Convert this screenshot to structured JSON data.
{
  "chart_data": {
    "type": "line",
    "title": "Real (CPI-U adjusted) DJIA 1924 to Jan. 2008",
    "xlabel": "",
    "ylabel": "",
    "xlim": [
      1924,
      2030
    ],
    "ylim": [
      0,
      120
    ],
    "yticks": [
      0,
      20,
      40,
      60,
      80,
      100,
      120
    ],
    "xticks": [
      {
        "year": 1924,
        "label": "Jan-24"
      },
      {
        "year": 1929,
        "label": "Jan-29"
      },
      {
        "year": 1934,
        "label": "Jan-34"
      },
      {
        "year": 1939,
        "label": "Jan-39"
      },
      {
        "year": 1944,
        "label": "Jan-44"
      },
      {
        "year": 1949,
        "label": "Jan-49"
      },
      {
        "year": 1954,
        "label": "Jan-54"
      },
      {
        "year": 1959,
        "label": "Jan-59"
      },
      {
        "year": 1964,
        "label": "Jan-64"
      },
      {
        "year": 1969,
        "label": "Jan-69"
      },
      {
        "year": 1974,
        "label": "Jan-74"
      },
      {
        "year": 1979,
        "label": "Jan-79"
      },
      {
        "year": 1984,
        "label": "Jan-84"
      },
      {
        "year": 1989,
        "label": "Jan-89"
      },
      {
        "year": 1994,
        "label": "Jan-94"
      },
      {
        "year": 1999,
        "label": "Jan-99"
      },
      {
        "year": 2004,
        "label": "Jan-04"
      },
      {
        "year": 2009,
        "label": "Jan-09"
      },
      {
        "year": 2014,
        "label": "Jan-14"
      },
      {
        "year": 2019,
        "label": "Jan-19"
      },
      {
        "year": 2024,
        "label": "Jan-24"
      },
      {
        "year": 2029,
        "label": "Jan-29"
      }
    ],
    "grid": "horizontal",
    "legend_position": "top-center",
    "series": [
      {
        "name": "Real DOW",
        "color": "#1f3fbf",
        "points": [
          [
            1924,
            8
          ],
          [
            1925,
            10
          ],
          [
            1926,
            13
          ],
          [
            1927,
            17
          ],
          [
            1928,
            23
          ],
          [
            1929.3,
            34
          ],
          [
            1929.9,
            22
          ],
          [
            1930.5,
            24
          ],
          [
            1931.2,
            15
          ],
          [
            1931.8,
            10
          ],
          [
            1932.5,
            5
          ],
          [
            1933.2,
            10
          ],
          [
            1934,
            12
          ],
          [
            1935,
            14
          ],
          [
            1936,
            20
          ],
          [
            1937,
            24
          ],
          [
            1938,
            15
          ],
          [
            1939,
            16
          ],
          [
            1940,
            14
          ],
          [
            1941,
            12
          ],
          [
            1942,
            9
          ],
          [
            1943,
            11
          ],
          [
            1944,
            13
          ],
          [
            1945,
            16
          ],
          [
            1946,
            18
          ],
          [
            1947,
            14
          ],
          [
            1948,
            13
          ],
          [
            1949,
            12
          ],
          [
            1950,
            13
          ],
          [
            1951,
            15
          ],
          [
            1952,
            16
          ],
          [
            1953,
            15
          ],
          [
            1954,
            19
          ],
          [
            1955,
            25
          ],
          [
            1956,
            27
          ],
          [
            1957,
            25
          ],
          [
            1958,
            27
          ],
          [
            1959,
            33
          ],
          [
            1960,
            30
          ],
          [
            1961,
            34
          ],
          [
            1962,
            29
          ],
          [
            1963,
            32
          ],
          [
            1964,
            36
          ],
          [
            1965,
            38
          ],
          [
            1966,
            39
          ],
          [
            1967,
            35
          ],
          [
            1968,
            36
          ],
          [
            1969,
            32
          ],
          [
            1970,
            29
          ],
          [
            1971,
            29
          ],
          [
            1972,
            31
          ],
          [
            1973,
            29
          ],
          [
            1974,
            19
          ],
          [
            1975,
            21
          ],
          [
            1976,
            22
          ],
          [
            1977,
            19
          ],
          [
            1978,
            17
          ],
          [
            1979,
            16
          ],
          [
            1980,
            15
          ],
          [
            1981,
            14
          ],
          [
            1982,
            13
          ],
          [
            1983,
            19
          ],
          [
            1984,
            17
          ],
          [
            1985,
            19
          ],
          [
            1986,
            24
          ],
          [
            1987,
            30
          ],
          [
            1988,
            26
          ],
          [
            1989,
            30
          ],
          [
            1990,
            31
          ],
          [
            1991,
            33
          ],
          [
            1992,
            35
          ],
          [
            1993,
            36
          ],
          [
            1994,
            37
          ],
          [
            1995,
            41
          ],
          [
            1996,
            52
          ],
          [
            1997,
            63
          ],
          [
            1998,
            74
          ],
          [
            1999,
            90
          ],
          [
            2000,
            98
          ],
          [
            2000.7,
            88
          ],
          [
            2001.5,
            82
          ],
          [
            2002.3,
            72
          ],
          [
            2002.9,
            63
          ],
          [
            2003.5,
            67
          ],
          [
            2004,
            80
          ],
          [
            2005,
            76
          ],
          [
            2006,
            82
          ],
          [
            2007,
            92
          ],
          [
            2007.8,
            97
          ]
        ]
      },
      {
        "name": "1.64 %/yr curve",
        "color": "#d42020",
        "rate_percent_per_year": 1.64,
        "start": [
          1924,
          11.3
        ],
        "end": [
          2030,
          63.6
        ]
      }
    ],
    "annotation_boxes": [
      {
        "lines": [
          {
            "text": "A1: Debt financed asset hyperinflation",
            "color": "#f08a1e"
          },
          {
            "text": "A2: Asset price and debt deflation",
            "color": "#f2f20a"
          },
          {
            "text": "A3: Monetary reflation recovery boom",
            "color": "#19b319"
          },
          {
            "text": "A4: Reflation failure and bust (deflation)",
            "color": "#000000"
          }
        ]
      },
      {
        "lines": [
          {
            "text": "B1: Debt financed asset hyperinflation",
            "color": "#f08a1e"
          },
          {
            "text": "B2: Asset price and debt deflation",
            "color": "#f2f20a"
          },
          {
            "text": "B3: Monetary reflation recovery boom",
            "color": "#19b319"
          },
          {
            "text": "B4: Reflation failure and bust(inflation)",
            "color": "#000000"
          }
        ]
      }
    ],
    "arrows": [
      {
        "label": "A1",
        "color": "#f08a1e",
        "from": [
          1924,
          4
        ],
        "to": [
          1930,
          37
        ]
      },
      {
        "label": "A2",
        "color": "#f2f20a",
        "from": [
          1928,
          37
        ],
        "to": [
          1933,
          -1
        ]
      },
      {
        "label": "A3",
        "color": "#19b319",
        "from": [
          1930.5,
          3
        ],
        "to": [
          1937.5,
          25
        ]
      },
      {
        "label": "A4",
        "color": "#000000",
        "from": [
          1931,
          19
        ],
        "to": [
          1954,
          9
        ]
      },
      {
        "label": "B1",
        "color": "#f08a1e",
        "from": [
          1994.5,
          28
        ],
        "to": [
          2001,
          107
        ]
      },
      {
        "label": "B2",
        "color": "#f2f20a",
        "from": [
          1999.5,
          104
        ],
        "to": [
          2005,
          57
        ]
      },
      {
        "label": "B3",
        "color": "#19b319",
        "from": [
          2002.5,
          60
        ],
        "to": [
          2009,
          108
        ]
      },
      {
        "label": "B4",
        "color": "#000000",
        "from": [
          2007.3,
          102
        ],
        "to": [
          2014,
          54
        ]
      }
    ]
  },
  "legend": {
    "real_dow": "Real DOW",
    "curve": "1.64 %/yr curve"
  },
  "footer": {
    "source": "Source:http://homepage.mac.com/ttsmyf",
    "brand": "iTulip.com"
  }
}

^^^^

Quote each line of the listing above exactly.

Convert this screenshot to structured JSON data.
{
  "chart_data": {
    "type": "line",
    "title": "Real (CPI-U adjusted) DJIA 1924 to Jan. 2008",
    "xlabel": "",
    "ylabel": "",
    "xlim": [
      1924,
      2030
    ],
    "ylim": [
      0,
      120
    ],
    "yticks": [
      0,
      20,
      40,
      60,
      80,
      100,
      120
    ],
    "xticks": [
      {
        "year": 1924,
        "label": "Jan-24"
      },
      {
        "year": 1929,
        "label": "Jan-29"
      },
      {
        "year": 1934,
        "label": "Jan-34"
      },
      {
        "year": 1939,
        "label": "Jan-39"
      },
      {
        "year": 1944,
        "label": "Jan-44"
      },
      {
        "year": 1949,
        "label": "Jan-49"
      },
      {
        "year": 1954,
        "label": "Jan-54"
      },
      {
        "year": 1959,
        "label": "Jan-59"
      },
      {
        "year": 1964,
        "label": "Jan-64"
      },
      {
        "year": 1969,
        "label": "Jan-69"
      },
      {
        "year": 1974,
        "label": "Jan-74"
      },
      {
        "year": 1979,
        "label": "Jan-79"
      },
      {
        "year": 1984,
        "label": "Jan-84"
      },
      {
        "year": 1989,
        "label": "Jan-89"
      },
      {
        "year": 1994,
        "label": "Jan-94"
      },
      {
        "year": 1999,
        "label": "Jan-99"
      },
      {
        "year": 2004,
        "label": "Jan-04"
      },
      {
        "year": 2009,
        "label": "Jan-09"
      },
      {
        "year": 2014,
        "label": "Jan-14"
      },
      {
        "year": 2019,
        "label": "Jan-19"
      },
      {
        "year": 2024,
        "label": "Jan-24"
      },
      {
        "year": 2029,
        "label": "Jan-29"
      }
    ],
    "grid": "horizontal",
    "legend_position": "top-center",
    "series": [
      {
        "name": "Real DOW",
        "color": "#1f3fbf",
        "points": [
          [
            1924,
            8
          ],
          [
            1925,
            10
          ],
          [
            1926,
            13
          ],
          [
            1927,
            17
          ],
          [
            1928,
            23
          ],
          [
            1929.3,
            34
          ],
          [
            1929.9,
            22
          ],
          [
            1930.5,
            24
          ],
          [
            1931.2,
            15
          ],
          [
            1931.8,
            10
          ],
          [
            1932.5,
            5
          ],
          [
            1933.2,
            10
          ],
          [
            1934,
            12
          ],
          [
            1935,
            14
          ],
          [
            1936,
            20
          ],
          [
            1937,
            24
          ],
          [
            1938,
            15
          ],
          [
            1939,
            16
          ],
          [
            1940,
            14
          ],
          [
            1941,
            12
          ],
          [
            1942,
            9
          ],
          [
            1943,
            11
          ],
          [
            1944,
            13
          ],
          [
            1945,
            16
          ],
          [
            1946,
            18
          ],
          [
            1947,
            14
          ],
          [
            1948,
            13
          ],
          [
            1949,
            12
          ],
          [
            1950,
            13
          ],
          [
            1951,
            15
          ],
          [
            1952,
            16
          ],
          [
            1953,
            15
          ],
          [
            1954,
            19
          ],
          [
            1955,
            25
          ],
          [
            1956,
            27
          ],
          [
            1957,
            25
          ],
          [
            1958,
            27
          ],
          [
            1959,
            33
          ],
          [
            1960,
            30
          ],
          [
            1961,
            34
          ],
          [
            1962,
            29
          ],
          [
            1963,
            32
          ],
          [
            1964,
            36
          ],
          [
            1965,
            38
          ],
          [
            1966,
            39
          ],
          [
            1967,
            35
          ],
          [
            1968,
            36
          ],
          [
            1969,
            32
          ],
          [
            1970,
            29
          ],
          [
            1971,
            29
          ],
          [
            1972,
            31
          ],
          [
            1973,
            29
          ],
          [
            1974,
            19
          ],
          [
            1975,
            21
          ],
          [
            1976,
            22
          ],
          [
            1977,
            19
          ],
          [
            1978,
            17
          ],
          [
            1979,
            16
          ],
          [
            1980,
            15
          ],
          [
            1981,
            14
          ],
          [
            1982,
            13
          ],
          [
            1983,
            19
          ],
          [
            1984,
            17
          ],
          [
            1985,
            19
          ],
          [
            1986,
            24
          ],
          [
            1987,
            30
          ],
          [
            1988,
            26
          ],
          [
            1989,
            30
          ],
          [
            1990,
            31
          ],
          [
            1991,
            33
          ],
          [
            1992,
            35
          ],
          [
            1993,
            36
          ],
          [
            1994,
            37
          ],
          [
            1995,
            41
          ],
          [
            1996,
            52
          ],
          [
            1997,
            63
          ],
          [
            1998,
            74
          ],
          [
            1999,
            90
          ],
          [
            2000,
            98
          ],
          [
            2000.7,
            88
          ],
          [
            2001.5,
            82
          ],
          [
            2002.3,
            72
          ],
          [
            2002.9,
            63
          ],
          [
            2003.5,
            67
          ],
          [
            2004,
            80
          ],
          [
            2005,
            76
          ],
          [
            2006,
            82
          ],
          [
            2007,
            92
          ],
          [
            2007.8,
            97
          ]
        ]
      },
      {
        "name": "1.64 %/yr curve",
        "color": "#d42020",
        "rate_percent_per_year": 1.64,
        "start": [
          1924,
          11.3
        ],
        "end": [
          2030,
          63.6
        ]
      }
    ],
    "annotation_boxes": [
      {
        "lines": [
          {
            "text": "A1: Debt financed asset hyperinflation",
            "color": "#f08a1e"
          },
          {
            "text": "A2: Asset price and debt deflation",
            "color": "#f2f20a"
          },
          {
            "text": "A3: Monetary reflation recovery boom",
            "color": "#19b319"
          },
          {
            "text": "A4: Reflation failure and bust (deflation)",
            "color": "#000000"
          }
        ]
      },
      {
        "lines": [
          {
            "text": "B1: Debt financed asset hyperinflation",
            "color": "#f08a1e"
          },
          {
            "text": "B2: Asset price and debt deflation",
            "color": "#f2f20a"
          },
          {
            "text": "B3: Monetary reflation recovery boom",
            "color": "#19b319"
          },
          {
            "text": "B4: Reflation failure and bust(inflation)",
            "color": "#000000"
          }
        ]
      }
    ],
    "arrows": [
      {
        "label": "A1",
        "color": "#f08a1e",
        "from": [
          1924,
          4
        ],
        "to": [
          1930,
          37
        ]
      },
      {
        "label": "A2",
        "color": "#f2f20a",
        "from": [
          1928,
          37
        ],
        "to": [
          1933,
          -1
        ]
      },
      {
        "label": "A3",
        "color": "#19b319",
        "from": [
          1930.5,
          3
        ],
        "to": [
          1937.5,
          25
        ]
      },
      {
        "label": "A4",
        "color": "#000000",
        "from": [
          1931,
          19
        ],
        "to": [
          1954,
          9
        ]
      },
      {
        "label": "B1",
        "color": "#f08a1e",
        "from": [
          1994.5,
          28
        ],
        "to": [
          2001,
          107
        ]
      },
      {
        "label": "B2",
        "color": "#f2f20a",
        "from": [
          1999.5,
          104
        ],
        "to": [
          2005,
          57
        ]
      },
      {
        "label": "B3",
        "color": "#19b319",
        "from": [
          2002.5,
          60
        ],
        "to": [
          2009,
          108
        ]
      },
      {
        "label": "B4",
        "color": "#000000",
        "from": [
          2007.3,
          102
        ],
        "to": [
          2014,
          54
        ]
      }
    ]
  },
  "legend": {
    "real_dow": "Real DOW",
    "curve": "1.64 %/yr curve"
  },
  "footer": {
    "source": "Source:http://homepage.mac.com/ttsmyf",
    "brand": "iTulip.com"
  }
}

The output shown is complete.